Records to process =
--------------------------------------------------

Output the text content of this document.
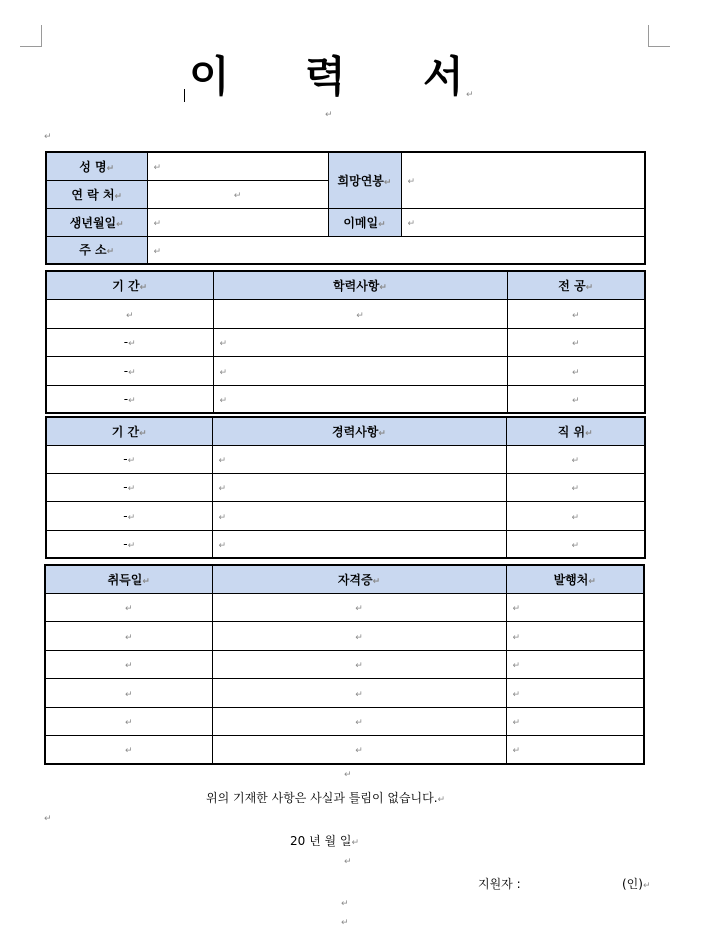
이 력 서 ↵
↵
↵
성 명↵	↵	희망연봉↵	↵
연 락 처↵	↵		
생년월일↵	↵	이메일↵	↵
주 소↵	↵		
기 간↵	학력사항↵	전 공↵
↵	↵	↵
-↵	↵	↵
-↵	↵	↵
-↵	↵	↵
기 간↵	경력사항↵	직 위↵
-↵	↵	↵
-↵	↵	↵
-↵	↵	↵
-↵	↵	↵
취득일↵	자격증↵	발행처↵
↵	↵	↵
↵	↵	↵
↵	↵	↵
↵	↵	↵
↵	↵	↵
↵	↵	↵
↵
위의 기재한 사항은 사실과 틀림이 없습니다.↵
↵
20 년 월 일↵
↵
지원자 :	(인)↵
↵
↵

--------------------------------------------------

Given instruction = Every record above should be written out again exactly; the pictures stay out of the copy.

Problem solution =
Output the text content of this document.
이 력 서 ↵
↵
↵
성 명↵	↵	희망연봉↵	↵
연 락 처↵	↵		
생년월일↵	↵	이메일↵	↵
주 소↵	↵		
기 간↵	학력사항↵	전 공↵
↵	↵	↵
-↵	↵	↵
-↵	↵	↵
-↵	↵	↵
기 간↵	경력사항↵	직 위↵
-↵	↵	↵
-↵	↵	↵
-↵	↵	↵
-↵	↵	↵
취득일↵	자격증↵	발행처↵
↵	↵	↵
↵	↵	↵
↵	↵	↵
↵	↵	↵
↵	↵	↵
↵	↵	↵
↵
위의 기재한 사항은 사실과 틀림이 없습니다.↵
↵
20 년 월 일↵
↵
지원자 :	(인)↵
↵
↵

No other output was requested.